### Required work:
Read the material below and count the lines holding the string "Rozmiar". Give that count with nothing added.

### Material supplied:

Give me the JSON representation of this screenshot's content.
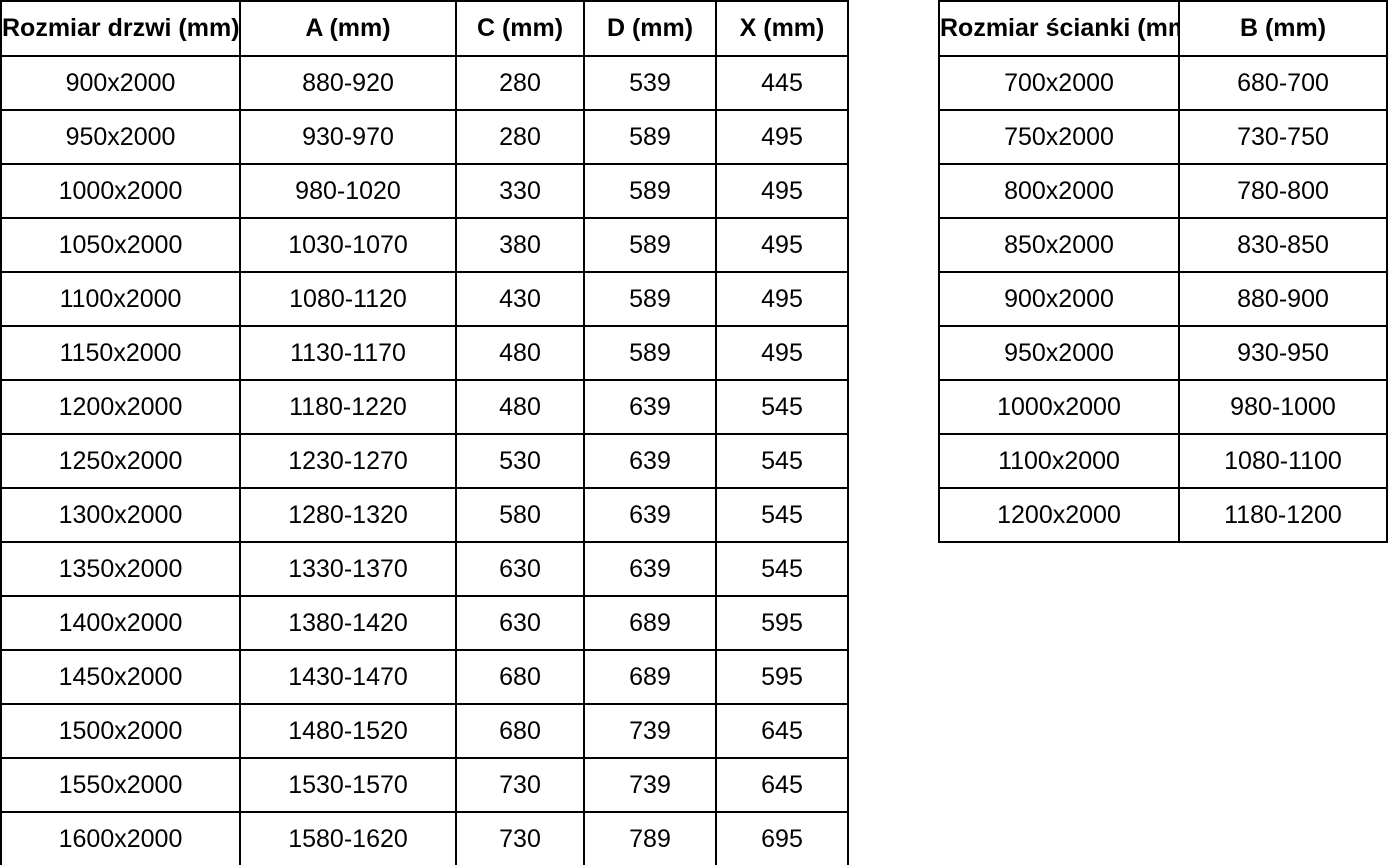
{
  "colors": {
    "border": "#000000",
    "text": "#000000",
    "background": "#ffffff"
  },
  "doors_table": {
    "headers": [
      "Rozmiar drzwi (mm)",
      "A (mm)",
      "C (mm)",
      "D (mm)",
      "X (mm)"
    ],
    "rows": [
      [
        "900x2000",
        "880-920",
        "280",
        "539",
        "445"
      ],
      [
        "950x2000",
        "930-970",
        "280",
        "589",
        "495"
      ],
      [
        "1000x2000",
        "980-1020",
        "330",
        "589",
        "495"
      ],
      [
        "1050x2000",
        "1030-1070",
        "380",
        "589",
        "495"
      ],
      [
        "1100x2000",
        "1080-1120",
        "430",
        "589",
        "495"
      ],
      [
        "1150x2000",
        "1130-1170",
        "480",
        "589",
        "495"
      ],
      [
        "1200x2000",
        "1180-1220",
        "480",
        "639",
        "545"
      ],
      [
        "1250x2000",
        "1230-1270",
        "530",
        "639",
        "545"
      ],
      [
        "1300x2000",
        "1280-1320",
        "580",
        "639",
        "545"
      ],
      [
        "1350x2000",
        "1330-1370",
        "630",
        "639",
        "545"
      ],
      [
        "1400x2000",
        "1380-1420",
        "630",
        "689",
        "595"
      ],
      [
        "1450x2000",
        "1430-1470",
        "680",
        "689",
        "595"
      ],
      [
        "1500x2000",
        "1480-1520",
        "680",
        "739",
        "645"
      ],
      [
        "1550x2000",
        "1530-1570",
        "730",
        "739",
        "645"
      ],
      [
        "1600x2000",
        "1580-1620",
        "730",
        "789",
        "695"
      ]
    ]
  },
  "walls_table": {
    "headers": [
      "Rozmiar ścianki (mm)",
      "B (mm)"
    ],
    "rows": [
      [
        "700x2000",
        "680-700"
      ],
      [
        "750x2000",
        "730-750"
      ],
      [
        "800x2000",
        "780-800"
      ],
      [
        "850x2000",
        "830-850"
      ],
      [
        "900x2000",
        "880-900"
      ],
      [
        "950x2000",
        "930-950"
      ],
      [
        "1000x2000",
        "980-1000"
      ],
      [
        "1100x2000",
        "1080-1100"
      ],
      [
        "1200x2000",
        "1180-1200"
      ]
    ]
  }
}
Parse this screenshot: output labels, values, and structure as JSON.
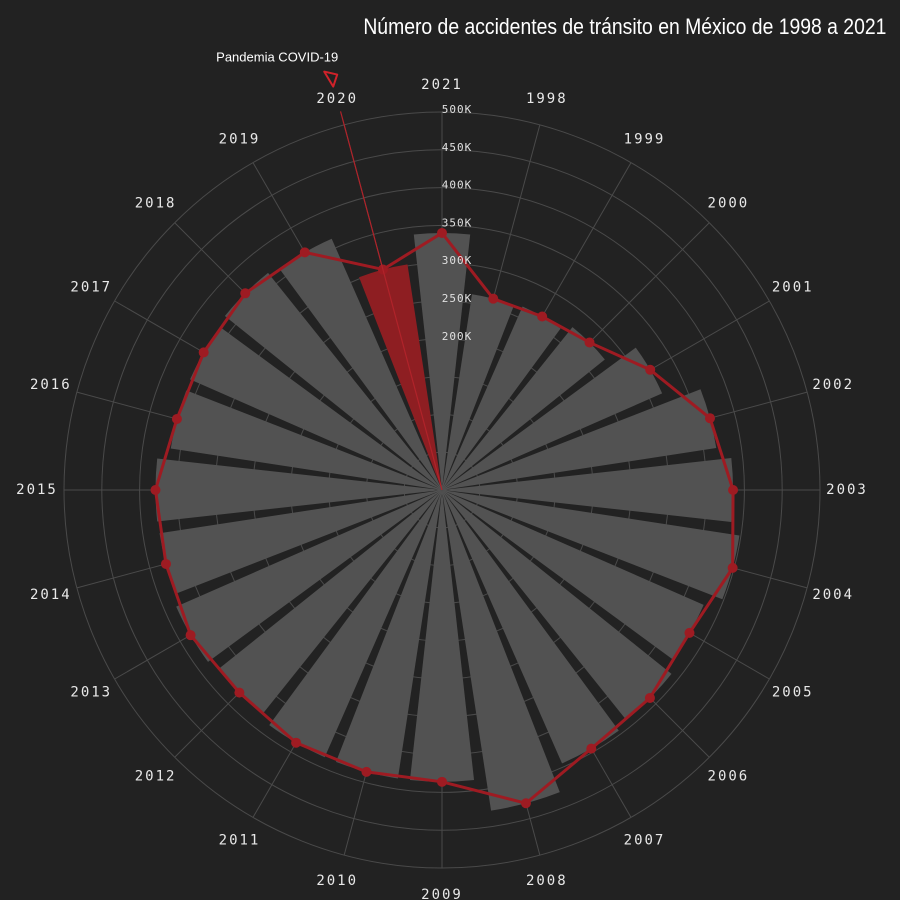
{
  "chart_data": {
    "type": "polar-bar-line",
    "title": "Número de accidentes de tránsito en México de 1998 a 2021",
    "categories": [
      "1998",
      "1999",
      "2000",
      "2001",
      "2002",
      "2003",
      "2004",
      "2005",
      "2006",
      "2007",
      "2008",
      "2009",
      "2010",
      "2011",
      "2012",
      "2013",
      "2014",
      "2015",
      "2016",
      "2017",
      "2018",
      "2019",
      "2020",
      "2021"
    ],
    "values": [
      262000,
      265000,
      276000,
      318000,
      367000,
      385000,
      398000,
      378000,
      389000,
      395000,
      429000,
      386000,
      386000,
      386000,
      379000,
      384000,
      378000,
      379000,
      363000,
      364000,
      368000,
      363000,
      302000,
      340000
    ],
    "highlight": {
      "category": "2020",
      "color": "#8e1e22"
    },
    "rlim": [
      0,
      500000
    ],
    "rticks": [
      {
        "value": 200000,
        "label": "200K"
      },
      {
        "value": 250000,
        "label": "250K"
      },
      {
        "value": 300000,
        "label": "300K"
      },
      {
        "value": 350000,
        "label": "350K"
      },
      {
        "value": 400000,
        "label": "400K"
      },
      {
        "value": 450000,
        "label": "450K"
      },
      {
        "value": 500000,
        "label": "500K"
      }
    ],
    "bar_color": "#525252",
    "line_color": "#9e1b22",
    "annotation": {
      "text": "Pandemia COVID-19",
      "category": "2020"
    }
  }
}
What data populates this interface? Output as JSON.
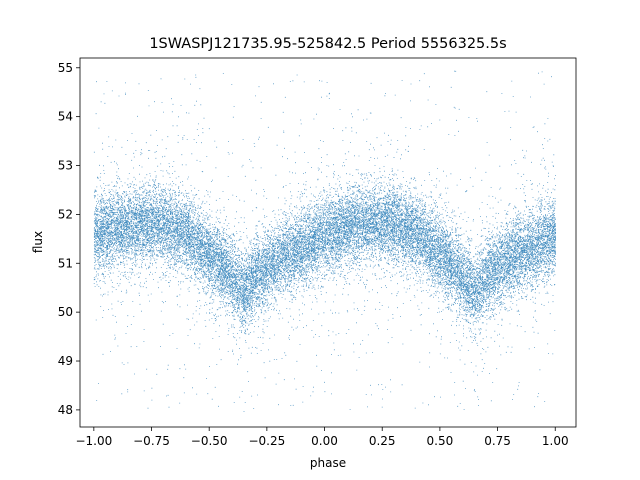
{
  "chart_data": {
    "type": "scatter",
    "title": "1SWASPJ121735.95-525842.5 Period 5556325.5s",
    "xlabel": "phase",
    "ylabel": "flux",
    "xlim": [
      -1.06,
      1.09
    ],
    "ylim": [
      47.65,
      55.2
    ],
    "x_ticks": [
      -1.0,
      -0.75,
      -0.5,
      -0.25,
      0.0,
      0.25,
      0.5,
      0.75,
      1.0
    ],
    "x_tick_labels": [
      "−1.00",
      "−0.75",
      "−0.50",
      "−0.25",
      "0.00",
      "0.25",
      "0.50",
      "0.75",
      "1.00"
    ],
    "y_ticks": [
      48,
      49,
      50,
      51,
      52,
      53,
      54,
      55
    ],
    "y_tick_labels": [
      "48",
      "49",
      "50",
      "51",
      "52",
      "53",
      "54",
      "55"
    ],
    "grid": false,
    "marker_color": "#1f77b4",
    "phase_curve": {
      "phase": [
        -1.0,
        -0.9,
        -0.8,
        -0.7,
        -0.6,
        -0.5,
        -0.4,
        -0.35,
        -0.3,
        -0.2,
        -0.1,
        0.0,
        0.1,
        0.2,
        0.3,
        0.4,
        0.5,
        0.6,
        0.65,
        0.7,
        0.8,
        0.9,
        1.0
      ],
      "flux_center": [
        51.6,
        51.7,
        51.8,
        51.8,
        51.6,
        51.2,
        50.7,
        50.4,
        50.7,
        51.1,
        51.3,
        51.6,
        51.75,
        51.8,
        51.8,
        51.6,
        51.2,
        50.7,
        50.4,
        50.7,
        51.1,
        51.3,
        51.6
      ]
    },
    "point_count": 26000,
    "outlier_range": [
      48.0,
      54.95
    ]
  }
}
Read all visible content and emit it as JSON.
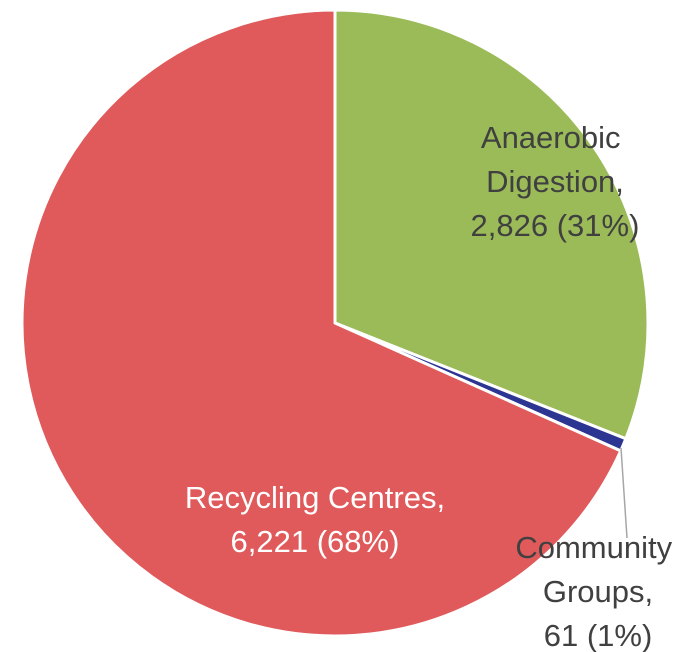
{
  "chart_data": {
    "type": "pie",
    "categories": [
      "Anaerobic Digestion,",
      "Community Groups,",
      "Recycling Centres,"
    ],
    "values": [
      2826,
      61,
      6221
    ],
    "value_labels": [
      "2,826 (31%)",
      "61 (1%)",
      "6,221 (68%)"
    ],
    "colors": [
      "#9bbb59",
      "#2c3592",
      "#e05a5b"
    ]
  }
}
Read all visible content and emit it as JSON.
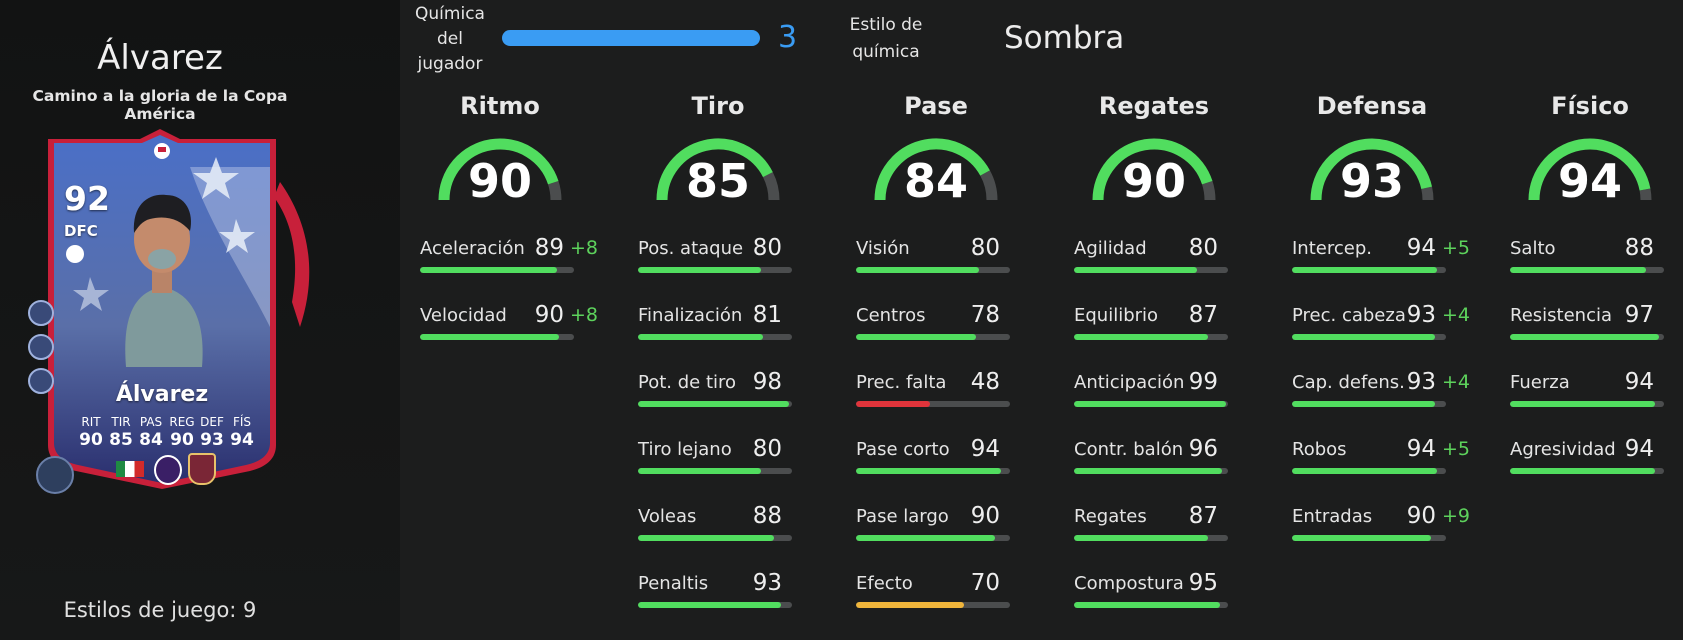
{
  "player": {
    "name": "Álvarez",
    "subtitle": "Camino a la gloria de la Copa América",
    "playstyles_label": "Estilos de juego: 9"
  },
  "card": {
    "rating": "92",
    "position": "DFC",
    "name": "Álvarez",
    "stats": [
      {
        "abbr": "RIT",
        "value": "90"
      },
      {
        "abbr": "TIR",
        "value": "85"
      },
      {
        "abbr": "PAS",
        "value": "84"
      },
      {
        "abbr": "REG",
        "value": "90"
      },
      {
        "abbr": "DEF",
        "value": "93"
      },
      {
        "abbr": "FÍS",
        "value": "94"
      }
    ],
    "nation_flag": "mexico-flag-icon",
    "league_badge": "premier-league-icon",
    "club_badge": "west-ham-crest-icon"
  },
  "chemistry": {
    "label": "Química del jugador",
    "value": "3",
    "max": 3,
    "style_label": "Estilo de química",
    "style_value": "Sombra"
  },
  "colors": {
    "accent": "#3a9cf3",
    "good": "#51dd5f",
    "bonus": "#5dd25c",
    "poor": "#e0343b",
    "average": "#f0b53b",
    "track": "#4b4d4e"
  },
  "categories": [
    {
      "name": "Ritmo",
      "value": "90",
      "stats": [
        {
          "label": "Aceleración",
          "value": "89",
          "bonus": "+8"
        },
        {
          "label": "Velocidad",
          "value": "90",
          "bonus": "+8"
        }
      ]
    },
    {
      "name": "Tiro",
      "value": "85",
      "stats": [
        {
          "label": "Pos. ataque",
          "value": "80",
          "bonus": ""
        },
        {
          "label": "Finalización",
          "value": "81",
          "bonus": ""
        },
        {
          "label": "Pot. de tiro",
          "value": "98",
          "bonus": ""
        },
        {
          "label": "Tiro lejano",
          "value": "80",
          "bonus": ""
        },
        {
          "label": "Voleas",
          "value": "88",
          "bonus": ""
        },
        {
          "label": "Penaltis",
          "value": "93",
          "bonus": ""
        }
      ]
    },
    {
      "name": "Pase",
      "value": "84",
      "stats": [
        {
          "label": "Visión",
          "value": "80",
          "bonus": ""
        },
        {
          "label": "Centros",
          "value": "78",
          "bonus": ""
        },
        {
          "label": "Prec. falta",
          "value": "48",
          "bonus": ""
        },
        {
          "label": "Pase corto",
          "value": "94",
          "bonus": ""
        },
        {
          "label": "Pase largo",
          "value": "90",
          "bonus": ""
        },
        {
          "label": "Efecto",
          "value": "70",
          "bonus": ""
        }
      ]
    },
    {
      "name": "Regates",
      "value": "90",
      "stats": [
        {
          "label": "Agilidad",
          "value": "80",
          "bonus": ""
        },
        {
          "label": "Equilibrio",
          "value": "87",
          "bonus": ""
        },
        {
          "label": "Anticipación",
          "value": "99",
          "bonus": ""
        },
        {
          "label": "Contr. balón",
          "value": "96",
          "bonus": ""
        },
        {
          "label": "Regates",
          "value": "87",
          "bonus": ""
        },
        {
          "label": "Compostura",
          "value": "95",
          "bonus": ""
        }
      ]
    },
    {
      "name": "Defensa",
      "value": "93",
      "stats": [
        {
          "label": "Intercep.",
          "value": "94",
          "bonus": "+5"
        },
        {
          "label": "Prec. cabeza",
          "value": "93",
          "bonus": "+4"
        },
        {
          "label": "Cap. defens.",
          "value": "93",
          "bonus": "+4"
        },
        {
          "label": "Robos",
          "value": "94",
          "bonus": "+5"
        },
        {
          "label": "Entradas",
          "value": "90",
          "bonus": "+9"
        }
      ]
    },
    {
      "name": "Físico",
      "value": "94",
      "stats": [
        {
          "label": "Salto",
          "value": "88",
          "bonus": ""
        },
        {
          "label": "Resistencia",
          "value": "97",
          "bonus": ""
        },
        {
          "label": "Fuerza",
          "value": "94",
          "bonus": ""
        },
        {
          "label": "Agresividad",
          "value": "94",
          "bonus": ""
        }
      ]
    }
  ]
}
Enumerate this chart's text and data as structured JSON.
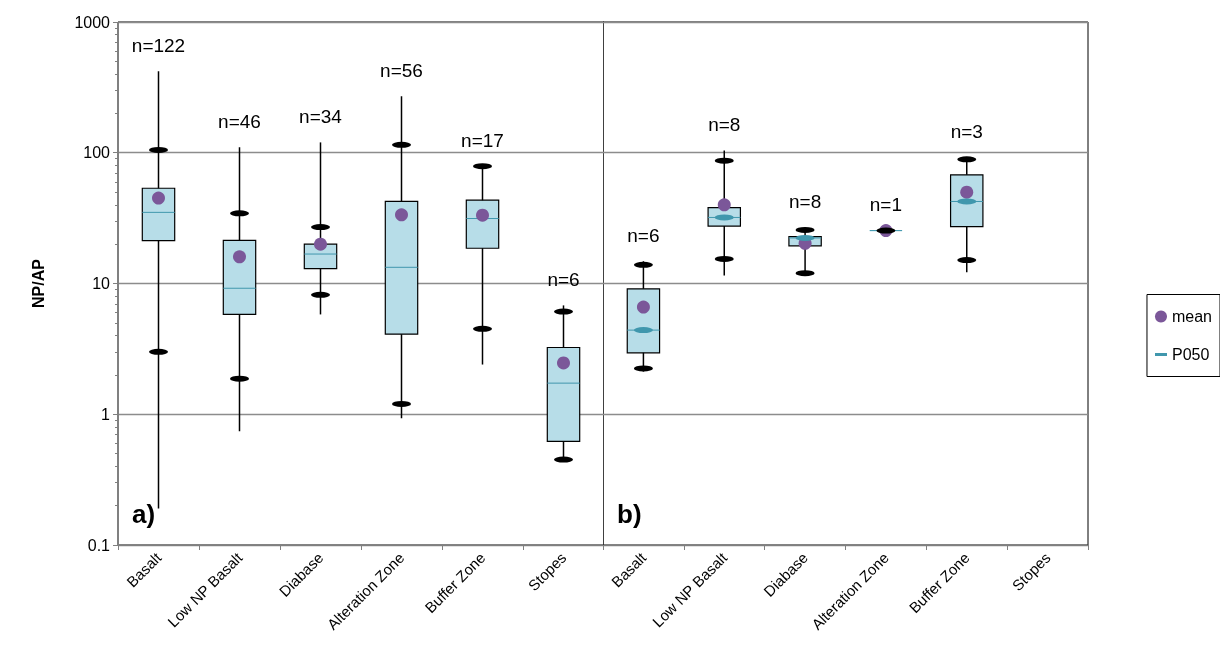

### Result of the exercise:
2